----- Data excerpts
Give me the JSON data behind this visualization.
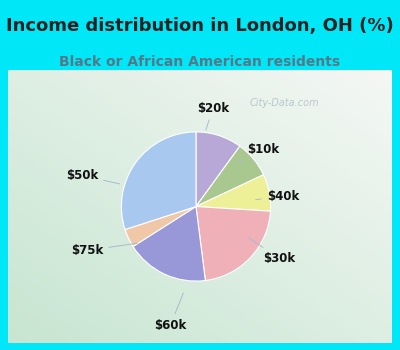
{
  "title": "Income distribution in London, OH (%)",
  "subtitle": "Black or African American residents",
  "slices": [
    {
      "label": "$20k",
      "value": 10,
      "color": "#b8a8d8"
    },
    {
      "label": "$10k",
      "value": 8,
      "color": "#a8c890"
    },
    {
      "label": "$40k",
      "value": 8,
      "color": "#eef098"
    },
    {
      "label": "$30k",
      "value": 22,
      "color": "#f0b0b8"
    },
    {
      "label": "$60k",
      "value": 18,
      "color": "#9898d8"
    },
    {
      "label": "$75k",
      "value": 4,
      "color": "#f0c8a8"
    },
    {
      "label": "$50k",
      "value": 30,
      "color": "#a8c8f0"
    }
  ],
  "background_outer": "#00e8f8",
  "title_color": "#222222",
  "subtitle_color": "#557788",
  "watermark": "City-Data.com",
  "label_font_size": 8.5,
  "title_font_size": 13,
  "subtitle_font_size": 10
}
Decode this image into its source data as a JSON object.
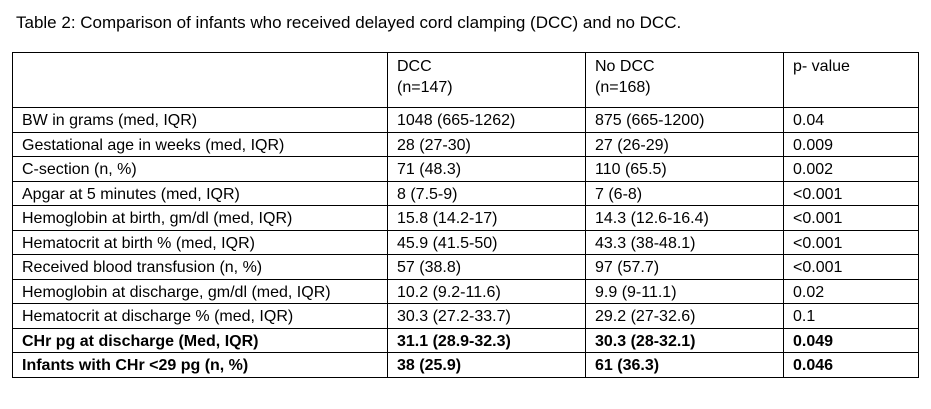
{
  "caption": "Table 2: Comparison of infants who received delayed cord clamping (DCC) and no DCC.",
  "table": {
    "header": {
      "col0": "",
      "col1_line1": "DCC",
      "col1_line2": "(n=147)",
      "col2_line1": "No DCC",
      "col2_line2": "(n=168)",
      "col3": "p- value"
    },
    "rows": [
      {
        "label": "BW in grams (med, IQR)",
        "dcc": "1048 (665-1262)",
        "no_dcc": "875 (665-1200)",
        "p": "0.04"
      },
      {
        "label": "Gestational age in weeks (med, IQR)",
        "dcc": "28 (27-30)",
        "no_dcc": "27 (26-29)",
        "p": "0.009"
      },
      {
        "label": "C-section (n, %)",
        "dcc": "71 (48.3)",
        "no_dcc": "110 (65.5)",
        "p": "0.002"
      },
      {
        "label": "Apgar at 5 minutes (med, IQR)",
        "dcc": "8 (7.5-9)",
        "no_dcc": "7 (6-8)",
        "p": "<0.001"
      },
      {
        "label": "Hemoglobin at birth, gm/dl (med, IQR)",
        "dcc": "15.8 (14.2-17)",
        "no_dcc": "14.3 (12.6-16.4)",
        "p": "<0.001"
      },
      {
        "label": "Hematocrit at birth % (med, IQR)",
        "dcc": "45.9 (41.5-50)",
        "no_dcc": "43.3 (38-48.1)",
        "p": "<0.001"
      },
      {
        "label": "Received blood transfusion (n, %)",
        "dcc": "57 (38.8)",
        "no_dcc": "97 (57.7)",
        "p": "<0.001"
      },
      {
        "label": "Hemoglobin at discharge, gm/dl (med, IQR)",
        "dcc": "10.2 (9.2-11.6)",
        "no_dcc": "9.9 (9-11.1)",
        "p": "0.02"
      },
      {
        "label": "Hematocrit at discharge % (med, IQR)",
        "dcc": "30.3 (27.2-33.7)",
        "no_dcc": "29.2 (27-32.6)",
        "p": "0.1"
      },
      {
        "label": "CHr pg at discharge (Med, IQR)",
        "dcc": "31.1 (28.9-32.3)",
        "no_dcc": "30.3 (28-32.1)",
        "p": "0.049"
      },
      {
        "label": "Infants with CHr <29 pg (n, %)",
        "dcc": "38 (25.9)",
        "no_dcc": "61 (36.3)",
        "p": "0.046"
      }
    ]
  }
}
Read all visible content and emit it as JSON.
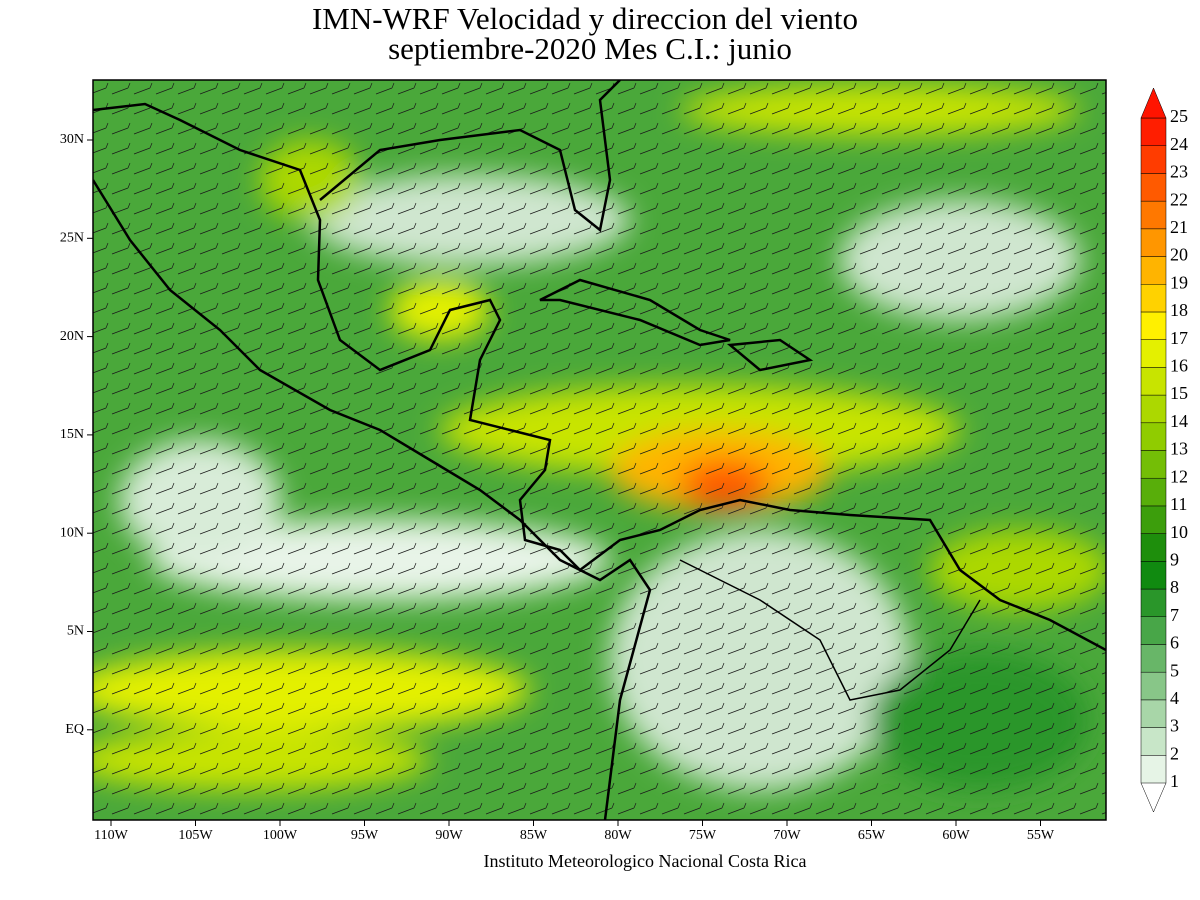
{
  "header": {
    "title_line1": "IMN-WRF Velocidad y direccion del viento",
    "title_line2": "septiembre-2020 Mes C.I.: junio"
  },
  "axes": {
    "lon_ticks": [
      "110W",
      "105W",
      "100W",
      "95W",
      "90W",
      "85W",
      "80W",
      "75W",
      "70W",
      "65W",
      "60W",
      "55W"
    ],
    "lat_ticks": [
      "30N",
      "25N",
      "20N",
      "15N",
      "10N",
      "5N",
      "EQ"
    ]
  },
  "colorbar": {
    "labels": [
      1,
      2,
      3,
      4,
      5,
      6,
      7,
      8,
      9,
      10,
      11,
      12,
      13,
      14,
      15,
      16,
      17,
      18,
      19,
      20,
      21,
      22,
      23,
      24,
      25
    ],
    "colors": [
      "#e6f4e6",
      "#c8e6c8",
      "#a8d6a8",
      "#88c688",
      "#68b668",
      "#48a648",
      "#2a962a",
      "#108a10",
      "#1e8e0c",
      "#3c9e0c",
      "#58ae0a",
      "#74be06",
      "#90cc00",
      "#acd800",
      "#c8e400",
      "#e4f000",
      "#fff000",
      "#ffd200",
      "#ffb400",
      "#ff9600",
      "#ff7800",
      "#ff5a00",
      "#ff3c00",
      "#ff1e00"
    ],
    "over_color": "#ff1400"
  },
  "footer": {
    "credit": "Instituto Meteorologico Nacional Costa Rica"
  }
}
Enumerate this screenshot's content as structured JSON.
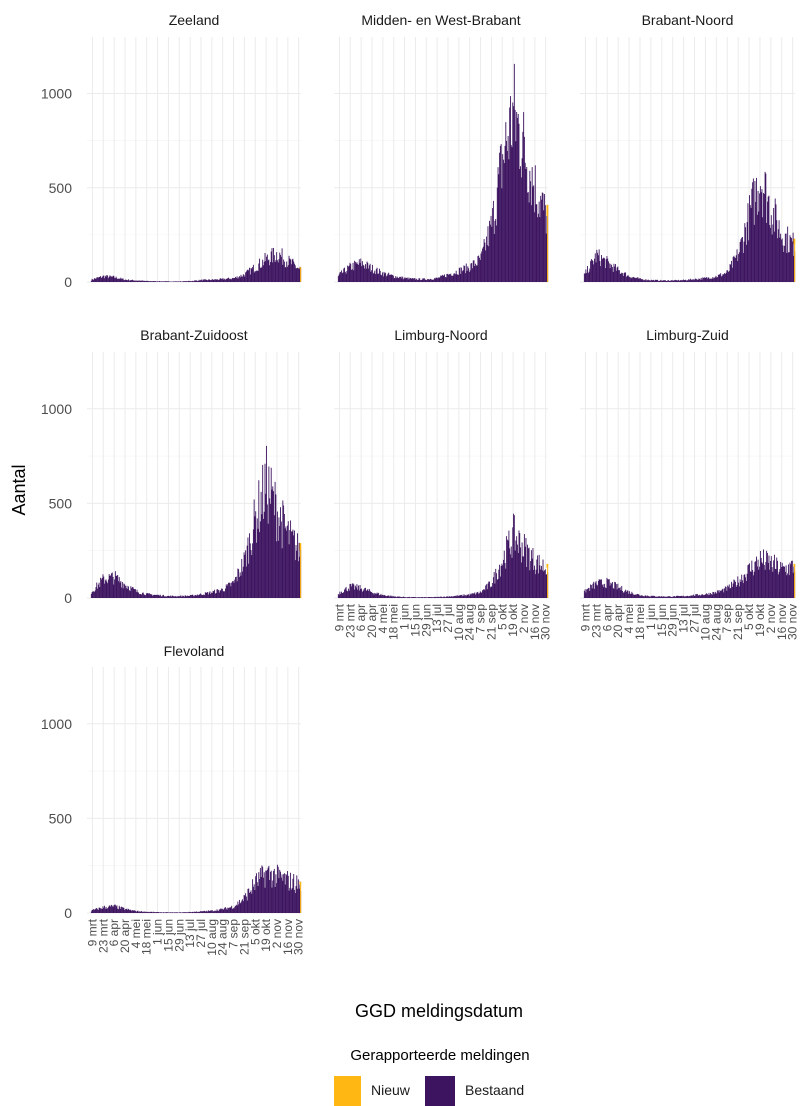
{
  "chart_data": {
    "type": "bar",
    "xlabel": "GGD meldingsdatum",
    "ylabel": "Aantal",
    "ylim": [
      0,
      1300
    ],
    "yticks": [
      0,
      500,
      1000
    ],
    "grid": true,
    "x_start": "2020-03-02",
    "x_end": "2020-12-03",
    "xticks": [
      "9 mrt",
      "23 mrt",
      "6 apr",
      "20 apr",
      "4 mei",
      "18 mei",
      "1 jun",
      "15 jun",
      "29 jun",
      "13 jul",
      "27 jul",
      "10 aug",
      "24 aug",
      "7 sep",
      "21 sep",
      "5 okt",
      "19 okt",
      "2 nov",
      "16 nov",
      "30 nov"
    ],
    "xtick_dates": [
      "2020-03-09",
      "2020-03-23",
      "2020-04-06",
      "2020-04-20",
      "2020-05-04",
      "2020-05-18",
      "2020-06-01",
      "2020-06-15",
      "2020-06-29",
      "2020-07-13",
      "2020-07-27",
      "2020-08-10",
      "2020-08-24",
      "2020-09-07",
      "2020-09-21",
      "2020-10-05",
      "2020-10-19",
      "2020-11-02",
      "2020-11-16",
      "2020-11-30"
    ],
    "legend": {
      "title": "Gerapporteerde meldingen",
      "position": "bottom",
      "entries": [
        {
          "name": "Nieuw",
          "color": "#ffb713"
        },
        {
          "name": "Bestaand",
          "color": "#3d1460"
        }
      ]
    },
    "panels": [
      {
        "name": "Zeeland",
        "series": {
          "date": [
            "2020-03-09",
            "2020-03-23",
            "2020-04-06",
            "2020-04-20",
            "2020-05-04",
            "2020-05-18",
            "2020-06-01",
            "2020-06-15",
            "2020-06-29",
            "2020-07-13",
            "2020-07-27",
            "2020-08-10",
            "2020-08-24",
            "2020-09-07",
            "2020-09-21",
            "2020-10-05",
            "2020-10-19",
            "2020-11-02",
            "2020-11-16",
            "2020-11-30"
          ],
          "Bestaand": [
            15,
            30,
            25,
            12,
            8,
            5,
            4,
            3,
            3,
            5,
            10,
            12,
            15,
            20,
            40,
            80,
            120,
            150,
            110,
            70
          ],
          "Nieuw": [
            0,
            0,
            0,
            0,
            0,
            0,
            0,
            0,
            0,
            0,
            0,
            0,
            0,
            0,
            0,
            0,
            0,
            0,
            0,
            8
          ]
        }
      },
      {
        "name": "Midden- en West-Brabant",
        "series": {
          "date": [
            "2020-03-09",
            "2020-03-23",
            "2020-04-06",
            "2020-04-20",
            "2020-05-04",
            "2020-05-18",
            "2020-06-01",
            "2020-06-15",
            "2020-06-29",
            "2020-07-13",
            "2020-07-27",
            "2020-08-10",
            "2020-08-24",
            "2020-09-07",
            "2020-09-21",
            "2020-10-05",
            "2020-10-19",
            "2020-11-02",
            "2020-11-16",
            "2020-11-30"
          ],
          "Bestaand": [
            40,
            80,
            100,
            70,
            45,
            30,
            20,
            15,
            15,
            20,
            40,
            60,
            80,
            120,
            300,
            650,
            900,
            700,
            500,
            350
          ],
          "Nieuw": [
            0,
            0,
            0,
            0,
            0,
            0,
            0,
            0,
            0,
            0,
            0,
            0,
            0,
            0,
            0,
            0,
            0,
            0,
            0,
            60
          ]
        }
      },
      {
        "name": "Brabant-Noord",
        "series": {
          "date": [
            "2020-03-09",
            "2020-03-23",
            "2020-04-06",
            "2020-04-20",
            "2020-05-04",
            "2020-05-18",
            "2020-06-01",
            "2020-06-15",
            "2020-06-29",
            "2020-07-13",
            "2020-07-27",
            "2020-08-10",
            "2020-08-24",
            "2020-09-07",
            "2020-09-21",
            "2020-10-05",
            "2020-10-19",
            "2020-11-02",
            "2020-11-16",
            "2020-11-30"
          ],
          "Bestaand": [
            50,
            140,
            100,
            60,
            30,
            15,
            10,
            8,
            8,
            10,
            15,
            20,
            30,
            50,
            150,
            350,
            560,
            380,
            250,
            200
          ],
          "Nieuw": [
            0,
            0,
            0,
            0,
            0,
            0,
            0,
            0,
            0,
            0,
            0,
            0,
            0,
            0,
            0,
            0,
            0,
            0,
            0,
            30
          ]
        }
      },
      {
        "name": "Brabant-Zuidoost",
        "series": {
          "date": [
            "2020-03-09",
            "2020-03-23",
            "2020-04-06",
            "2020-04-20",
            "2020-05-04",
            "2020-05-18",
            "2020-06-01",
            "2020-06-15",
            "2020-06-29",
            "2020-07-13",
            "2020-07-27",
            "2020-08-10",
            "2020-08-24",
            "2020-09-07",
            "2020-09-21",
            "2020-10-05",
            "2020-10-19",
            "2020-11-02",
            "2020-11-16",
            "2020-11-30"
          ],
          "Bestaand": [
            40,
            100,
            110,
            70,
            35,
            20,
            15,
            10,
            10,
            12,
            20,
            30,
            45,
            80,
            200,
            420,
            600,
            450,
            330,
            250
          ],
          "Nieuw": [
            0,
            0,
            0,
            0,
            0,
            0,
            0,
            0,
            0,
            0,
            0,
            0,
            0,
            0,
            0,
            0,
            0,
            0,
            0,
            40
          ]
        }
      },
      {
        "name": "Limburg-Noord",
        "series": {
          "date": [
            "2020-03-09",
            "2020-03-23",
            "2020-04-06",
            "2020-04-20",
            "2020-05-04",
            "2020-05-18",
            "2020-06-01",
            "2020-06-15",
            "2020-06-29",
            "2020-07-13",
            "2020-07-27",
            "2020-08-10",
            "2020-08-24",
            "2020-09-07",
            "2020-09-21",
            "2020-10-05",
            "2020-10-19",
            "2020-11-02",
            "2020-11-16",
            "2020-11-30"
          ],
          "Bestaand": [
            30,
            60,
            50,
            30,
            15,
            8,
            5,
            4,
            4,
            5,
            8,
            12,
            18,
            30,
            80,
            200,
            330,
            260,
            190,
            160
          ],
          "Nieuw": [
            0,
            0,
            0,
            0,
            0,
            0,
            0,
            0,
            0,
            0,
            0,
            0,
            0,
            0,
            0,
            0,
            0,
            0,
            0,
            20
          ]
        }
      },
      {
        "name": "Limburg-Zuid",
        "series": {
          "date": [
            "2020-03-09",
            "2020-03-23",
            "2020-04-06",
            "2020-04-20",
            "2020-05-04",
            "2020-05-18",
            "2020-06-01",
            "2020-06-15",
            "2020-06-29",
            "2020-07-13",
            "2020-07-27",
            "2020-08-10",
            "2020-08-24",
            "2020-09-07",
            "2020-09-21",
            "2020-10-05",
            "2020-10-19",
            "2020-11-02",
            "2020-11-16",
            "2020-11-30"
          ],
          "Bestaand": [
            40,
            75,
            80,
            55,
            30,
            15,
            10,
            8,
            8,
            10,
            15,
            20,
            30,
            50,
            90,
            150,
            200,
            180,
            150,
            165
          ],
          "Nieuw": [
            0,
            0,
            0,
            0,
            0,
            0,
            0,
            0,
            0,
            0,
            0,
            0,
            0,
            0,
            0,
            0,
            0,
            0,
            0,
            15
          ]
        }
      },
      {
        "name": "Flevoland",
        "series": {
          "date": [
            "2020-03-09",
            "2020-03-23",
            "2020-04-06",
            "2020-04-20",
            "2020-05-04",
            "2020-05-18",
            "2020-06-01",
            "2020-06-15",
            "2020-06-29",
            "2020-07-13",
            "2020-07-27",
            "2020-08-10",
            "2020-08-24",
            "2020-09-07",
            "2020-09-21",
            "2020-10-05",
            "2020-10-19",
            "2020-11-02",
            "2020-11-16",
            "2020-11-30"
          ],
          "Bestaand": [
            15,
            30,
            35,
            20,
            10,
            6,
            4,
            3,
            3,
            5,
            8,
            12,
            20,
            35,
            80,
            160,
            210,
            190,
            170,
            150
          ],
          "Nieuw": [
            0,
            0,
            0,
            0,
            0,
            0,
            0,
            0,
            0,
            0,
            0,
            0,
            0,
            0,
            0,
            0,
            0,
            0,
            0,
            15
          ]
        }
      }
    ]
  }
}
----------
What to work on: Only a number is wanted: how many lines of the data above contain "Brabant"?

Exercise solution: 3